Aim of the task => The records that follow are to be transcribed in full, without their images.

[BEGIN Exercise input]

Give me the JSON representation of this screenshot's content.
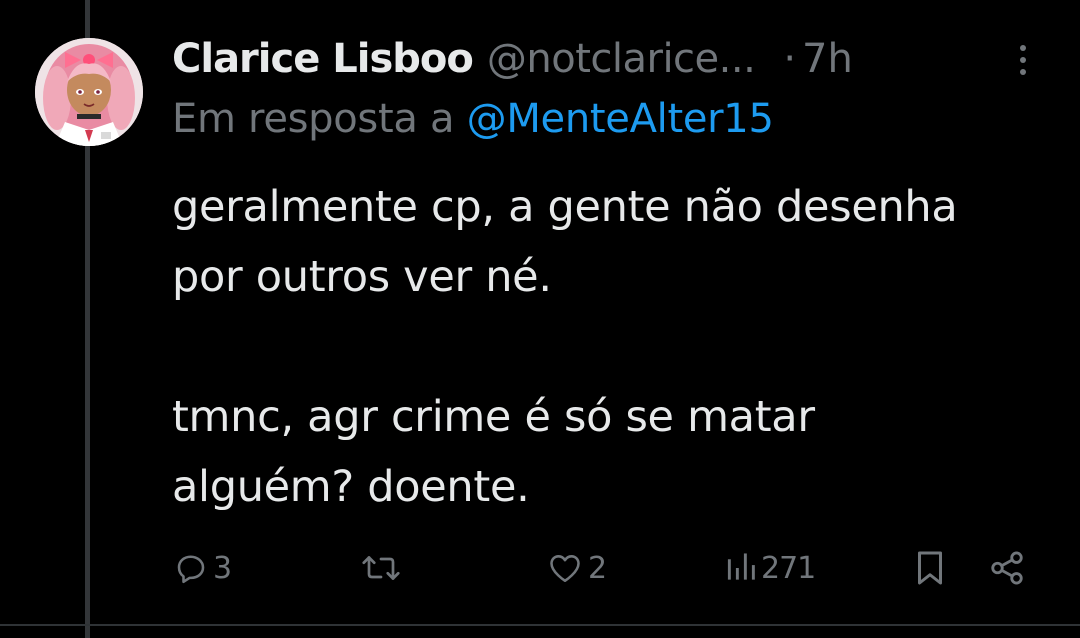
{
  "tweet": {
    "display_name": "Clarice Lisboo",
    "handle": "@notclarice...",
    "separator": "·",
    "time": "7h",
    "reply_prefix": "Em resposta a",
    "reply_mention": "@MenteAlter15",
    "text_lines": [
      "geralmente cp, a gente não desenha",
      "por outros ver né.",
      "tmnc, agr crime é só se matar",
      "alguém? doente."
    ],
    "avatar_icon": "avatar-anime-girl"
  },
  "actions": {
    "reply_count": "3",
    "retweet_count": "",
    "like_count": "2",
    "views_count": "271",
    "icons": {
      "reply": "speech-bubble-icon",
      "retweet": "retweet-arrows-icon",
      "like": "heart-outline-icon",
      "views": "bar-chart-icon",
      "bookmark": "bookmark-icon",
      "share": "share-nodes-icon",
      "more": "vertical-dots-icon"
    }
  },
  "colors": {
    "background": "#000000",
    "text": "#e7e9ea",
    "muted": "#71767b",
    "link": "#1d9bf0",
    "thread_line": "#333639"
  }
}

[END Exercise input]

Complete answer =>
Give me the JSON representation of this screenshot's content.
{
  "tweet": {
    "display_name": "Clarice Lisboo",
    "handle": "@notclarice...",
    "separator": "·",
    "time": "7h",
    "reply_prefix": "Em resposta a",
    "reply_mention": "@MenteAlter15",
    "text_lines": [
      "geralmente cp, a gente não desenha",
      "por outros ver né.",
      "tmnc, agr crime é só se matar",
      "alguém? doente."
    ],
    "avatar_icon": "avatar-anime-girl"
  },
  "actions": {
    "reply_count": "3",
    "retweet_count": "",
    "like_count": "2",
    "views_count": "271",
    "icons": {
      "reply": "speech-bubble-icon",
      "retweet": "retweet-arrows-icon",
      "like": "heart-outline-icon",
      "views": "bar-chart-icon",
      "bookmark": "bookmark-icon",
      "share": "share-nodes-icon",
      "more": "vertical-dots-icon"
    }
  },
  "colors": {
    "background": "#000000",
    "text": "#e7e9ea",
    "muted": "#71767b",
    "link": "#1d9bf0",
    "thread_line": "#333639"
  }
}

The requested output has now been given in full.